▶ **Set task**: Show every line of the records below that contains the word "index".

━━━ Material to process

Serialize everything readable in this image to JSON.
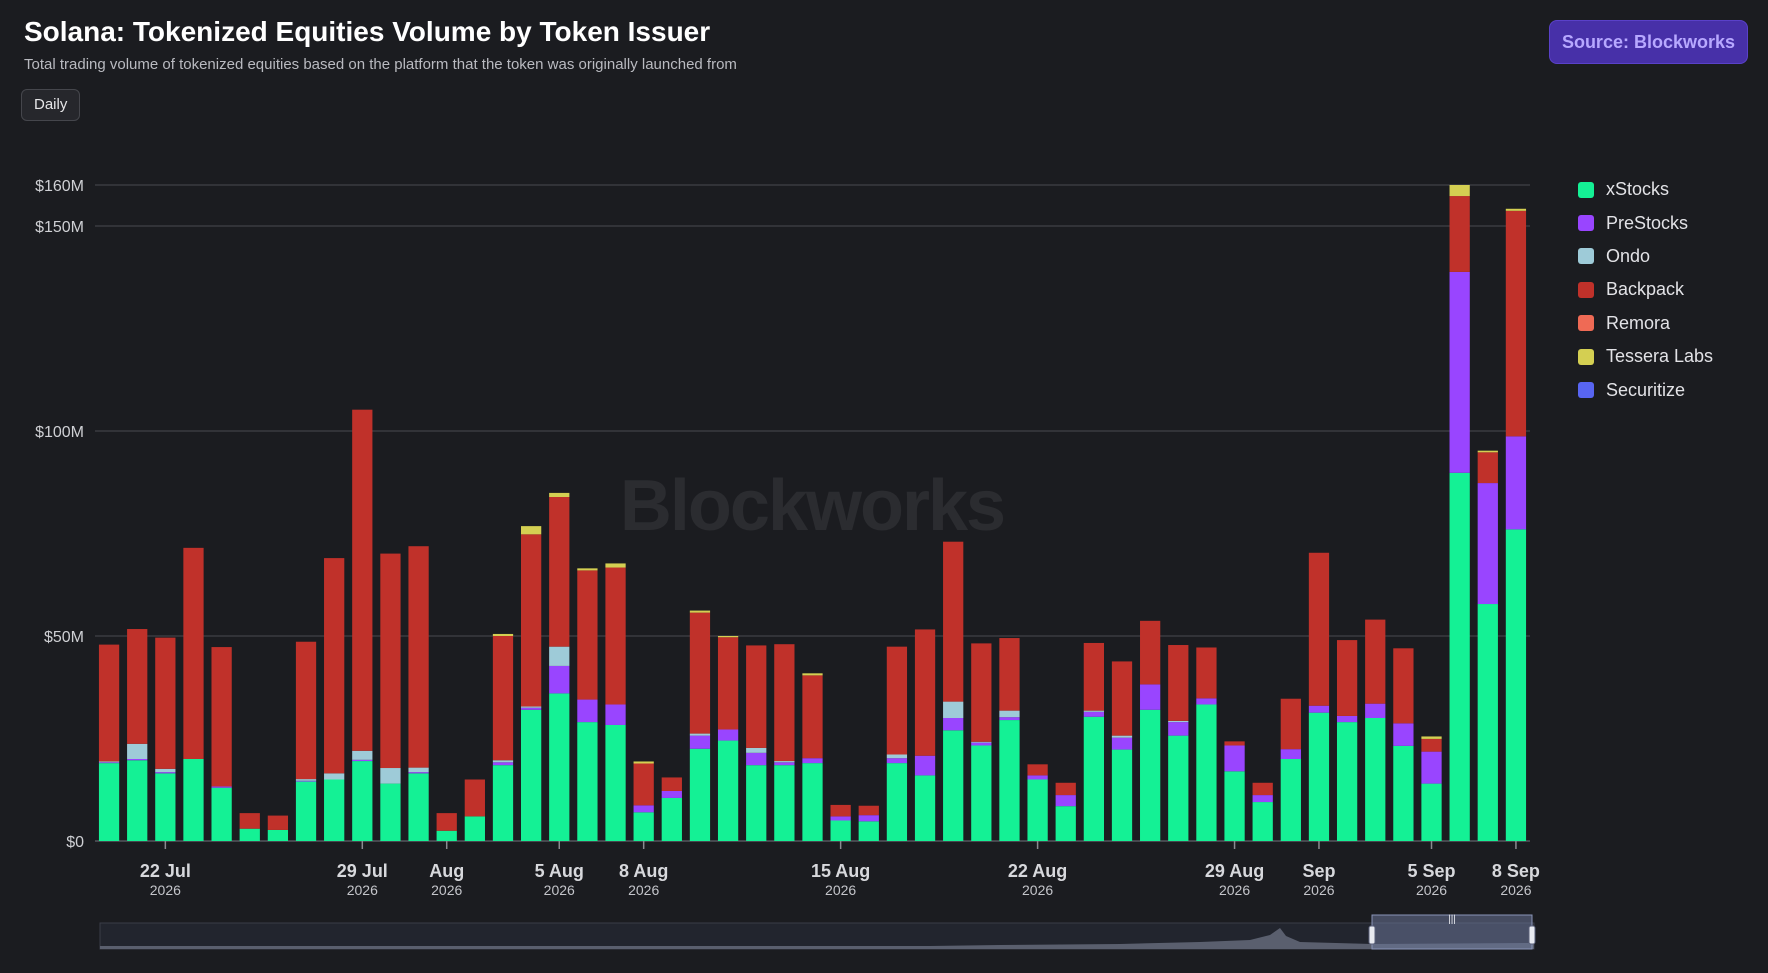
{
  "header": {
    "title": "Solana: Tokenized Equities Volume by Token Issuer",
    "subtitle": "Total trading volume of tokenized equities based on the platform that the token was originally launched from",
    "period_button": "Daily",
    "source_button": "Source: Blockworks"
  },
  "watermark": "Blockworks",
  "chart_data": {
    "type": "bar",
    "stacked": true,
    "ylim": [
      0,
      160
    ],
    "y_ticks": [
      {
        "value": 0,
        "label": "$0"
      },
      {
        "value": 50,
        "label": "$50M"
      },
      {
        "value": 100,
        "label": "$100M"
      },
      {
        "value": 150,
        "label": "$150M"
      },
      {
        "value": 160,
        "label": "$160M"
      }
    ],
    "x_ticks": [
      {
        "index": 2,
        "label": "22 Jul",
        "sub": "2026"
      },
      {
        "index": 9,
        "label": "29 Jul",
        "sub": "2026"
      },
      {
        "index": 12,
        "label": "Aug",
        "sub": "2026"
      },
      {
        "index": 16,
        "label": "5 Aug",
        "sub": "2026"
      },
      {
        "index": 19,
        "label": "8 Aug",
        "sub": "2026"
      },
      {
        "index": 26,
        "label": "15 Aug",
        "sub": "2026"
      },
      {
        "index": 33,
        "label": "22 Aug",
        "sub": "2026"
      },
      {
        "index": 40,
        "label": "29 Aug",
        "sub": "2026"
      },
      {
        "index": 43,
        "label": "Sep",
        "sub": "2026"
      },
      {
        "index": 47,
        "label": "5 Sep",
        "sub": "2026"
      },
      {
        "index": 50,
        "label": "8 Sep",
        "sub": "2026"
      }
    ],
    "categories": [
      "20 Jul",
      "21 Jul",
      "22 Jul",
      "23 Jul",
      "24 Jul",
      "25 Jul",
      "26 Jul",
      "27 Jul",
      "28 Jul",
      "29 Jul",
      "30 Jul",
      "31 Jul",
      "1 Aug",
      "2 Aug",
      "3 Aug",
      "4 Aug",
      "5 Aug",
      "6 Aug",
      "7 Aug",
      "8 Aug",
      "9 Aug",
      "10 Aug",
      "11 Aug",
      "12 Aug",
      "13 Aug",
      "14 Aug",
      "15 Aug",
      "16 Aug",
      "17 Aug",
      "18 Aug",
      "19 Aug",
      "20 Aug",
      "21 Aug",
      "22 Aug",
      "23 Aug",
      "24 Aug",
      "25 Aug",
      "26 Aug",
      "27 Aug",
      "28 Aug",
      "29 Aug",
      "30 Aug",
      "31 Aug",
      "1 Sep",
      "2 Sep",
      "3 Sep",
      "4 Sep",
      "5 Sep",
      "6 Sep",
      "7 Sep",
      "8 Sep"
    ],
    "series": [
      {
        "name": "xStocks",
        "color": "#14f195",
        "values": [
          19,
          19.7,
          16.5,
          20,
          13,
          3,
          2.7,
          14.5,
          15,
          19.5,
          14,
          16.5,
          2.5,
          6,
          18.5,
          32,
          36,
          29,
          28.3,
          7,
          10.5,
          22.5,
          24.5,
          18.5,
          18.5,
          19,
          5,
          4.8,
          19,
          16,
          27,
          23.3,
          29.5,
          15,
          8.5,
          30.3,
          22.3,
          32,
          25.7,
          33.3,
          17,
          9.5,
          20,
          31.3,
          29,
          30,
          23.2,
          14,
          89.8,
          57.8,
          76
        ]
      },
      {
        "name": "PreStocks",
        "color": "#9945ff",
        "values": [
          0.2,
          0.3,
          0.3,
          0,
          0.3,
          0,
          0,
          0.2,
          0,
          0.3,
          0,
          0.3,
          0,
          0,
          0.7,
          0.5,
          6.7,
          5.5,
          5,
          1.7,
          1.7,
          3.2,
          2.7,
          3,
          0.7,
          1.2,
          1,
          1.5,
          1.2,
          4.8,
          3,
          0.7,
          0.7,
          1,
          2.7,
          1.2,
          2.9,
          6.2,
          3.3,
          1.5,
          6.3,
          1.7,
          2.4,
          1.7,
          1.5,
          3.5,
          5.5,
          7.8,
          49,
          29.5,
          22.7
        ]
      },
      {
        "name": "Ondo",
        "color": "#9ecbd8",
        "values": [
          0.2,
          3.7,
          0.8,
          0,
          0,
          0,
          0,
          0.4,
          1.5,
          2.2,
          3.8,
          1.1,
          0,
          0,
          0.5,
          0.3,
          4.7,
          0,
          0,
          0,
          0,
          0.5,
          0,
          1.2,
          0.3,
          0,
          0,
          0,
          0.9,
          0,
          4,
          0.2,
          1.6,
          0,
          0,
          0.3,
          0.5,
          0,
          0.3,
          0,
          0,
          0,
          0,
          0,
          0,
          0,
          0,
          0,
          0,
          0,
          0
        ]
      },
      {
        "name": "Backpack",
        "color": "#c0312a",
        "values": [
          28.5,
          28,
          32,
          51.5,
          34,
          3.8,
          3.5,
          33.5,
          52.5,
          83.2,
          52.3,
          54,
          4.3,
          9,
          30.3,
          42,
          36.5,
          31.5,
          33.4,
          10.2,
          3.3,
          29.5,
          22.5,
          25,
          28.5,
          20.2,
          2.8,
          2.3,
          26.3,
          30.8,
          39,
          24,
          17.7,
          2.7,
          3,
          16.5,
          18.1,
          15.5,
          18.5,
          12.4,
          1,
          3,
          12.3,
          37.3,
          18.5,
          20.5,
          18.3,
          3.1,
          18.5,
          7.5,
          55
        ]
      },
      {
        "name": "Remora",
        "color": "#ef6a55",
        "values": [
          0,
          0,
          0,
          0,
          0,
          0,
          0,
          0,
          0,
          0,
          0,
          0,
          0,
          0,
          0,
          0,
          0,
          0,
          0,
          0,
          0,
          0,
          0,
          0,
          0,
          0,
          0,
          0,
          0,
          0,
          0,
          0,
          0,
          0,
          0,
          0,
          0,
          0,
          0,
          0,
          0,
          0,
          0,
          0,
          0,
          0,
          0,
          0,
          0,
          0,
          0
        ]
      },
      {
        "name": "Tessera Labs",
        "color": "#d4cf52",
        "values": [
          0,
          0,
          0,
          0,
          0,
          0,
          0,
          0,
          0,
          0,
          0,
          0,
          0,
          0,
          0.5,
          2,
          1,
          0.5,
          1,
          0.5,
          0,
          0.5,
          0.3,
          0,
          0,
          0.5,
          0,
          0,
          0,
          0,
          0,
          0,
          0,
          0,
          0,
          0,
          0,
          0,
          0,
          0,
          0,
          0,
          0,
          0,
          0,
          0,
          0,
          0.6,
          2.7,
          0.4,
          0.5
        ]
      },
      {
        "name": "Securitize",
        "color": "#5865f2",
        "values": [
          0,
          0,
          0,
          0,
          0,
          0,
          0,
          0,
          0,
          0,
          0,
          0,
          0,
          0,
          0,
          0,
          0,
          0,
          0,
          0,
          0,
          0,
          0,
          0,
          0,
          0,
          0,
          0,
          0,
          0,
          0,
          0,
          0,
          0,
          0,
          0,
          0,
          0,
          0,
          0,
          0,
          0,
          0,
          0,
          0,
          0,
          0,
          0,
          0,
          0,
          0
        ]
      }
    ],
    "legend_position": "right",
    "grid": true
  }
}
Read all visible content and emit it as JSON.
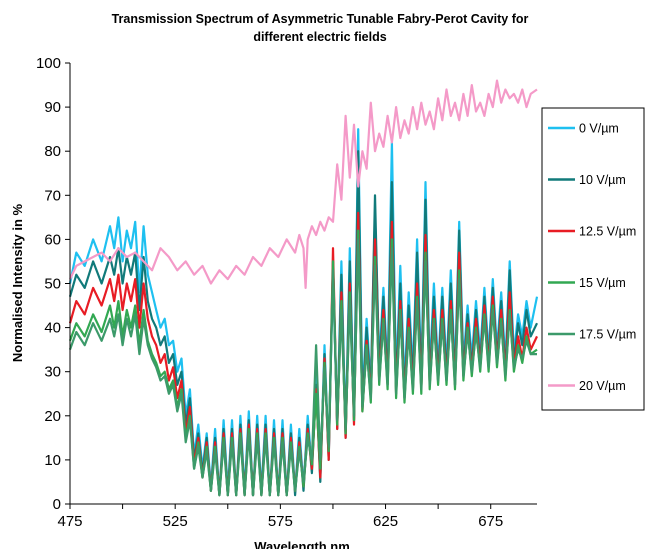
{
  "chart_data": {
    "type": "line",
    "title_line1": "Transmission Spectrum of Asymmetric Tunable Fabry-Perot Cavity for",
    "title_line2": "different electric fields",
    "xlabel": "Wavelength nm",
    "ylabel": "Normalised Intensity in %",
    "xlim": [
      475,
      697
    ],
    "ylim": [
      0,
      100
    ],
    "xticks": [
      475,
      525,
      575,
      625,
      675
    ],
    "yticks": [
      0,
      10,
      20,
      30,
      40,
      50,
      60,
      70,
      80,
      90,
      100
    ],
    "grid": false,
    "legend_position": "right",
    "series": [
      {
        "name": "0 V/µm",
        "color": "#1EC0F0",
        "x": [
          475,
          478,
          482,
          486,
          490,
          494,
          496,
          498,
          500,
          502,
          504,
          506,
          508,
          510,
          512,
          514,
          516,
          518,
          520,
          522,
          524,
          526,
          528,
          530,
          532,
          534,
          536,
          538,
          540,
          542,
          544,
          546,
          548,
          550,
          552,
          554,
          556,
          558,
          560,
          562,
          564,
          566,
          568,
          570,
          572,
          574,
          576,
          578,
          580,
          582,
          584,
          586,
          588,
          590,
          592,
          594,
          596,
          598,
          600,
          602,
          604,
          606,
          608,
          610,
          612,
          614,
          616,
          618,
          620,
          622,
          624,
          626,
          628,
          630,
          632,
          634,
          636,
          638,
          640,
          642,
          644,
          646,
          648,
          650,
          652,
          654,
          656,
          658,
          660,
          662,
          664,
          666,
          668,
          670,
          672,
          674,
          676,
          678,
          680,
          682,
          684,
          686,
          688,
          690,
          692,
          694,
          697
        ],
        "y": [
          50,
          57,
          54,
          60,
          55,
          63,
          58,
          65,
          55,
          62,
          58,
          64,
          48,
          63,
          52,
          48,
          44,
          40,
          42,
          36,
          37,
          30,
          33,
          20,
          26,
          11,
          18,
          8,
          16,
          4,
          17,
          2,
          19,
          3,
          19,
          2,
          20,
          3,
          21,
          2,
          20,
          3,
          20,
          2,
          19,
          2,
          19,
          2,
          18,
          3,
          17,
          4,
          20,
          8,
          29,
          6,
          36,
          11,
          53,
          18,
          55,
          16,
          58,
          20,
          85,
          24,
          42,
          27,
          66,
          32,
          49,
          30,
          82,
          28,
          54,
          27,
          48,
          30,
          60,
          29,
          73,
          30,
          50,
          31,
          49,
          31,
          53,
          30,
          64,
          32,
          45,
          33,
          46,
          34,
          49,
          34,
          51,
          35,
          48,
          32,
          55,
          34,
          43,
          38,
          46,
          40,
          47
        ],
        "peaks_x": [],
        "peaks_y": []
      },
      {
        "name": "10 V/µm",
        "color": "#117A7A",
        "x": [
          475,
          478,
          482,
          486,
          490,
          494,
          496,
          498,
          500,
          502,
          504,
          506,
          508,
          510,
          512,
          514,
          516,
          518,
          520,
          522,
          524,
          526,
          528,
          530,
          532,
          534,
          536,
          538,
          540,
          542,
          544,
          546,
          548,
          550,
          552,
          554,
          556,
          558,
          560,
          562,
          564,
          566,
          568,
          570,
          572,
          574,
          576,
          578,
          580,
          582,
          584,
          586,
          588,
          590,
          592,
          594,
          596,
          598,
          600,
          602,
          604,
          606,
          608,
          610,
          612,
          614,
          616,
          618,
          620,
          622,
          624,
          626,
          628,
          630,
          632,
          634,
          636,
          638,
          640,
          642,
          644,
          646,
          648,
          650,
          652,
          654,
          656,
          658,
          660,
          662,
          664,
          666,
          668,
          670,
          672,
          674,
          676,
          678,
          680,
          682,
          684,
          686,
          688,
          690,
          692,
          694,
          697
        ],
        "y": [
          47,
          52,
          49,
          55,
          50,
          56,
          52,
          58,
          50,
          56,
          52,
          57,
          44,
          56,
          46,
          42,
          40,
          36,
          38,
          32,
          34,
          27,
          30,
          18,
          24,
          10,
          16,
          7,
          15,
          3,
          15,
          2,
          17,
          2,
          17,
          2,
          18,
          2,
          19,
          2,
          18,
          2,
          18,
          2,
          17,
          2,
          17,
          2,
          16,
          2,
          15,
          3,
          18,
          7,
          27,
          5,
          34,
          10,
          55,
          17,
          52,
          15,
          55,
          19,
          80,
          22,
          40,
          25,
          70,
          30,
          47,
          28,
          73,
          26,
          50,
          25,
          45,
          28,
          57,
          27,
          69,
          28,
          47,
          29,
          47,
          29,
          50,
          28,
          62,
          30,
          43,
          31,
          44,
          32,
          47,
          32,
          49,
          33,
          46,
          30,
          53,
          32,
          41,
          36,
          44,
          38,
          41
        ]
      },
      {
        "name": "12.5 V/µm",
        "color": "#E81C24",
        "x": [
          475,
          478,
          482,
          486,
          490,
          494,
          496,
          498,
          500,
          502,
          504,
          506,
          508,
          510,
          512,
          514,
          516,
          518,
          520,
          522,
          524,
          526,
          528,
          530,
          532,
          534,
          536,
          538,
          540,
          542,
          544,
          546,
          548,
          550,
          552,
          554,
          556,
          558,
          560,
          562,
          564,
          566,
          568,
          570,
          572,
          574,
          576,
          578,
          580,
          582,
          584,
          586,
          588,
          590,
          592,
          594,
          596,
          598,
          600,
          602,
          604,
          606,
          608,
          610,
          612,
          614,
          616,
          618,
          620,
          622,
          624,
          626,
          628,
          630,
          632,
          634,
          636,
          638,
          640,
          642,
          644,
          646,
          648,
          650,
          652,
          654,
          656,
          658,
          660,
          662,
          664,
          666,
          668,
          670,
          672,
          674,
          676,
          678,
          680,
          682,
          684,
          686,
          688,
          690,
          692,
          694,
          697
        ],
        "y": [
          41,
          46,
          43,
          49,
          45,
          51,
          46,
          52,
          44,
          50,
          46,
          51,
          40,
          50,
          42,
          38,
          36,
          32,
          34,
          28,
          31,
          24,
          28,
          16,
          22,
          9,
          15,
          6,
          14,
          3,
          14,
          2,
          16,
          2,
          16,
          2,
          17,
          2,
          18,
          2,
          17,
          2,
          17,
          2,
          16,
          2,
          16,
          2,
          15,
          3,
          14,
          4,
          17,
          8,
          26,
          6,
          33,
          10,
          58,
          17,
          48,
          15,
          50,
          18,
          66,
          21,
          37,
          24,
          60,
          28,
          44,
          27,
          64,
          25,
          46,
          24,
          42,
          26,
          50,
          26,
          61,
          27,
          44,
          28,
          44,
          28,
          46,
          27,
          57,
          29,
          41,
          30,
          42,
          31,
          45,
          31,
          47,
          32,
          44,
          29,
          48,
          31,
          38,
          33,
          40,
          35,
          38
        ]
      },
      {
        "name": "15 V/µm",
        "color": "#32A852",
        "x": [
          475,
          478,
          482,
          486,
          490,
          494,
          496,
          498,
          500,
          502,
          504,
          506,
          508,
          510,
          512,
          514,
          516,
          518,
          520,
          522,
          524,
          526,
          528,
          530,
          532,
          534,
          536,
          538,
          540,
          542,
          544,
          546,
          548,
          550,
          552,
          554,
          556,
          558,
          560,
          562,
          564,
          566,
          568,
          570,
          572,
          574,
          576,
          578,
          580,
          582,
          584,
          586,
          588,
          590,
          592,
          594,
          596,
          598,
          600,
          602,
          604,
          606,
          608,
          610,
          612,
          614,
          616,
          618,
          620,
          622,
          624,
          626,
          628,
          630,
          632,
          634,
          636,
          638,
          640,
          642,
          644,
          646,
          648,
          650,
          652,
          654,
          656,
          658,
          660,
          662,
          664,
          666,
          668,
          670,
          672,
          674,
          676,
          678,
          680,
          682,
          684,
          686,
          688,
          690,
          692,
          694,
          697
        ],
        "y": [
          37,
          41,
          38,
          43,
          39,
          45,
          40,
          46,
          38,
          44,
          40,
          45,
          36,
          44,
          37,
          34,
          32,
          29,
          30,
          26,
          28,
          22,
          26,
          15,
          20,
          8,
          14,
          6,
          13,
          3,
          13,
          2,
          15,
          2,
          15,
          2,
          16,
          2,
          17,
          2,
          16,
          2,
          16,
          2,
          15,
          2,
          15,
          2,
          14,
          3,
          13,
          4,
          16,
          9,
          25,
          8,
          32,
          12,
          55,
          18,
          46,
          16,
          48,
          19,
          62,
          21,
          36,
          23,
          56,
          27,
          42,
          26,
          60,
          24,
          44,
          23,
          40,
          25,
          47,
          25,
          57,
          26,
          42,
          27,
          42,
          27,
          44,
          26,
          53,
          28,
          40,
          29,
          40,
          30,
          43,
          30,
          45,
          31,
          42,
          28,
          44,
          30,
          36,
          32,
          38,
          34,
          35
        ]
      },
      {
        "name": "17.5 V/µm",
        "color": "#3C9A6A",
        "x": [
          475,
          478,
          482,
          486,
          490,
          494,
          496,
          498,
          500,
          502,
          504,
          506,
          508,
          510,
          512,
          514,
          516,
          518,
          520,
          522,
          524,
          526,
          528,
          530,
          532,
          534,
          536,
          538,
          540,
          542,
          544,
          546,
          548,
          550,
          552,
          554,
          556,
          558,
          560,
          562,
          564,
          566,
          568,
          570,
          572,
          574,
          576,
          578,
          580,
          582,
          584,
          586,
          588,
          590,
          592,
          594,
          596,
          598,
          600,
          602,
          604,
          606,
          608,
          610,
          612,
          614,
          616,
          618,
          620,
          622,
          624,
          626,
          628,
          630,
          632,
          634,
          636,
          638,
          640,
          642,
          644,
          646,
          648,
          650,
          652,
          654,
          656,
          658,
          660,
          662,
          664,
          666,
          668,
          670,
          672,
          674,
          676,
          678,
          680,
          682,
          684,
          686,
          688,
          690,
          692,
          694,
          697
        ],
        "y": [
          35,
          39,
          36,
          41,
          37,
          42,
          38,
          43,
          36,
          42,
          38,
          43,
          34,
          42,
          36,
          33,
          31,
          28,
          29,
          25,
          27,
          21,
          25,
          14,
          19,
          8,
          13,
          6,
          12,
          3,
          12,
          2,
          14,
          2,
          14,
          2,
          15,
          2,
          16,
          2,
          15,
          2,
          15,
          2,
          14,
          2,
          14,
          2,
          13,
          3,
          12,
          5,
          15,
          10,
          36,
          10,
          31,
          13,
          53,
          19,
          44,
          17,
          46,
          20,
          60,
          22,
          35,
          24,
          54,
          28,
          41,
          27,
          58,
          25,
          43,
          24,
          39,
          26,
          46,
          26,
          55,
          27,
          41,
          28,
          41,
          28,
          43,
          27,
          51,
          29,
          39,
          30,
          39,
          31,
          42,
          31,
          44,
          32,
          41,
          29,
          43,
          31,
          35,
          33,
          37,
          34,
          34
        ]
      },
      {
        "name": "20 V/µm",
        "color": "#F49AC8",
        "x": [
          475,
          478,
          482,
          486,
          490,
          494,
          498,
          502,
          506,
          510,
          514,
          518,
          522,
          526,
          530,
          534,
          538,
          542,
          546,
          550,
          554,
          558,
          562,
          566,
          570,
          574,
          578,
          582,
          584,
          586,
          587,
          588,
          590,
          592,
          594,
          596,
          598,
          600,
          602,
          604,
          606,
          608,
          610,
          612,
          614,
          616,
          618,
          620,
          622,
          624,
          626,
          628,
          630,
          632,
          634,
          636,
          638,
          640,
          642,
          644,
          646,
          648,
          650,
          652,
          654,
          656,
          658,
          660,
          662,
          664,
          666,
          668,
          670,
          672,
          674,
          676,
          678,
          680,
          682,
          684,
          686,
          688,
          690,
          692,
          694,
          697
        ],
        "y": [
          51,
          54,
          55,
          56,
          57,
          55,
          58,
          56,
          57,
          55,
          53,
          58,
          56,
          53,
          55,
          52,
          54,
          50,
          53,
          51,
          54,
          52,
          56,
          54,
          58,
          56,
          60,
          57,
          61,
          58,
          49,
          60,
          63,
          61,
          64,
          62,
          65,
          64,
          77,
          69,
          88,
          74,
          86,
          72,
          80,
          76,
          91,
          80,
          84,
          81,
          88,
          82,
          90,
          83,
          87,
          84,
          90,
          85,
          91,
          86,
          89,
          85,
          92,
          87,
          94,
          88,
          91,
          87,
          93,
          88,
          95,
          89,
          91,
          88,
          93,
          90,
          96,
          91,
          94,
          92,
          93,
          91,
          94,
          90,
          93,
          94
        ]
      }
    ]
  }
}
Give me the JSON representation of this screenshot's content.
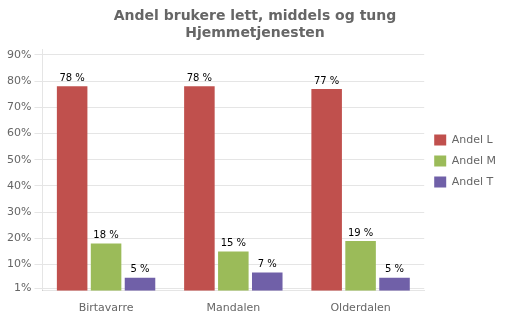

━━━━━━

▶ **Answer to the exercise**:
        "index": 2,
        "index": 9,
        "index": 12,
        "index": 16,
        "index": 19,
        "index": 26,
        "index": 33,
        "index": 40,
        "index": 43,
        "index": 47,
        "index": 50,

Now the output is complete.